| EXERCISE |
Each entry must appear again exactly as it does in the source.

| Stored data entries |
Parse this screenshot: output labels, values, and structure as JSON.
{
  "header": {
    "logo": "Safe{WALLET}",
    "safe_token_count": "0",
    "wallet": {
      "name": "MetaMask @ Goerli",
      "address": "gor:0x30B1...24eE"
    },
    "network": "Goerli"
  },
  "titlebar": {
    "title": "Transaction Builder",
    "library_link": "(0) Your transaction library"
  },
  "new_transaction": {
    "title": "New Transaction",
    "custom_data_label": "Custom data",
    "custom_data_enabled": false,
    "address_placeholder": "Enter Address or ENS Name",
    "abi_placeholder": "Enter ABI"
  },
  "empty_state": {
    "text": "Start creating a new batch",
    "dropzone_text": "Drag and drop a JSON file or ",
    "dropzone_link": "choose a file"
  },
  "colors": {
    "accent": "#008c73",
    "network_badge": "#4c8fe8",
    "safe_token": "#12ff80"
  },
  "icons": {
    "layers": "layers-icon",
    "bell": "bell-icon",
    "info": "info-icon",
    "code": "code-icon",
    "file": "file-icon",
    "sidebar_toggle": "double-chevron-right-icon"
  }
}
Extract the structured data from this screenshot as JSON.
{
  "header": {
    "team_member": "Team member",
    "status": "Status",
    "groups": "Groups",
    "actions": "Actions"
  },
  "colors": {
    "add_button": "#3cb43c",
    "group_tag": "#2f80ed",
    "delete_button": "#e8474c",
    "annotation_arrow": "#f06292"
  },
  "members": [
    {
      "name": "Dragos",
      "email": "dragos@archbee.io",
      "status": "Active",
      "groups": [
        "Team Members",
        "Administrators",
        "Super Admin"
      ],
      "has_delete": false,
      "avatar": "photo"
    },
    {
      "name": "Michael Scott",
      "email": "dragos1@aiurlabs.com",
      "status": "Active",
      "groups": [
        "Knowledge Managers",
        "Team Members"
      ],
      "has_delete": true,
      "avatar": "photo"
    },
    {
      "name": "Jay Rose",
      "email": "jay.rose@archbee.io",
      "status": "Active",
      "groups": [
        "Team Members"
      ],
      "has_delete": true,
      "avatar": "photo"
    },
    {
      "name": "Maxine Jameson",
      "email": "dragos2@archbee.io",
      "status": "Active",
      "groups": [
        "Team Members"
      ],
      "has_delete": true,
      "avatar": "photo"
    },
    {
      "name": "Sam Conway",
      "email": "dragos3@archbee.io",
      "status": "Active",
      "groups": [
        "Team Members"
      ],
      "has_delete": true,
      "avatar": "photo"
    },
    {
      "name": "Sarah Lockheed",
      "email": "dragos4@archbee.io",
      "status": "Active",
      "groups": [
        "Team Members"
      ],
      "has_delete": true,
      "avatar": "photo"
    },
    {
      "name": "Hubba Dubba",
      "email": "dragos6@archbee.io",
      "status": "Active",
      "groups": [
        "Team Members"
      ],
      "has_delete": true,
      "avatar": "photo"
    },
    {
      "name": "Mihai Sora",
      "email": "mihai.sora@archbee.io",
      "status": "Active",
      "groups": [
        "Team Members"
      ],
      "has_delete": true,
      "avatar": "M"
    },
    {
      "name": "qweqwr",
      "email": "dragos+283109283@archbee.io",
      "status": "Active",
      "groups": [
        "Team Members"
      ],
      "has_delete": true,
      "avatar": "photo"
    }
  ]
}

| SOLVED PROBLEM |
Parse this screenshot: output labels, values, and structure as JSON.
{
  "header": {
    "logo": "Safe{WALLET}",
    "safe_token_count": "0",
    "wallet": {
      "name": "MetaMask @ Goerli",
      "address": "gor:0x30B1...24eE"
    },
    "network": "Goerli"
  },
  "titlebar": {
    "title": "Transaction Builder",
    "library_link": "(0) Your transaction library"
  },
  "new_transaction": {
    "title": "New Transaction",
    "custom_data_label": "Custom data",
    "custom_data_enabled": false,
    "address_placeholder": "Enter Address or ENS Name",
    "abi_placeholder": "Enter ABI"
  },
  "empty_state": {
    "text": "Start creating a new batch",
    "dropzone_text": "Drag and drop a JSON file or ",
    "dropzone_link": "choose a file"
  },
  "colors": {
    "accent": "#008c73",
    "network_badge": "#4c8fe8",
    "safe_token": "#12ff80"
  },
  "icons": {
    "layers": "layers-icon",
    "bell": "bell-icon",
    "info": "info-icon",
    "code": "code-icon",
    "file": "file-icon",
    "sidebar_toggle": "double-chevron-right-icon"
  }
}
Extract the structured data from this screenshot as JSON.
{
  "header": {
    "team_member": "Team member",
    "status": "Status",
    "groups": "Groups",
    "actions": "Actions"
  },
  "colors": {
    "add_button": "#3cb43c",
    "group_tag": "#2f80ed",
    "delete_button": "#e8474c",
    "annotation_arrow": "#f06292"
  },
  "members": [
    {
      "name": "Dragos",
      "email": "dragos@archbee.io",
      "status": "Active",
      "groups": [
        "Team Members",
        "Administrators",
        "Super Admin"
      ],
      "has_delete": false,
      "avatar": "photo"
    },
    {
      "name": "Michael Scott",
      "email": "dragos1@aiurlabs.com",
      "status": "Active",
      "groups": [
        "Knowledge Managers",
        "Team Members"
      ],
      "has_delete": true,
      "avatar": "photo"
    },
    {
      "name": "Jay Rose",
      "email": "jay.rose@archbee.io",
      "status": "Active",
      "groups": [
        "Team Members"
      ],
      "has_delete": true,
      "avatar": "photo"
    },
    {
      "name": "Maxine Jameson",
      "email": "dragos2@archbee.io",
      "status": "Active",
      "groups": [
        "Team Members"
      ],
      "has_delete": true,
      "avatar": "photo"
    },
    {
      "name": "Sam Conway",
      "email": "dragos3@archbee.io",
      "status": "Active",
      "groups": [
        "Team Members"
      ],
      "has_delete": true,
      "avatar": "photo"
    },
    {
      "name": "Sarah Lockheed",
      "email": "dragos4@archbee.io",
      "status": "Active",
      "groups": [
        "Team Members"
      ],
      "has_delete": true,
      "avatar": "photo"
    },
    {
      "name": "Hubba Dubba",
      "email": "dragos6@archbee.io",
      "status": "Active",
      "groups": [
        "Team Members"
      ],
      "has_delete": true,
      "avatar": "photo"
    },
    {
      "name": "Mihai Sora",
      "email": "mihai.sora@archbee.io",
      "status": "Active",
      "groups": [
        "Team Members"
      ],
      "has_delete": true,
      "avatar": "M"
    },
    {
      "name": "qweqwr",
      "email": "dragos+283109283@archbee.io",
      "status": "Active",
      "groups": [
        "Team Members"
      ],
      "has_delete": true,
      "avatar": "photo"
    }
  ]
}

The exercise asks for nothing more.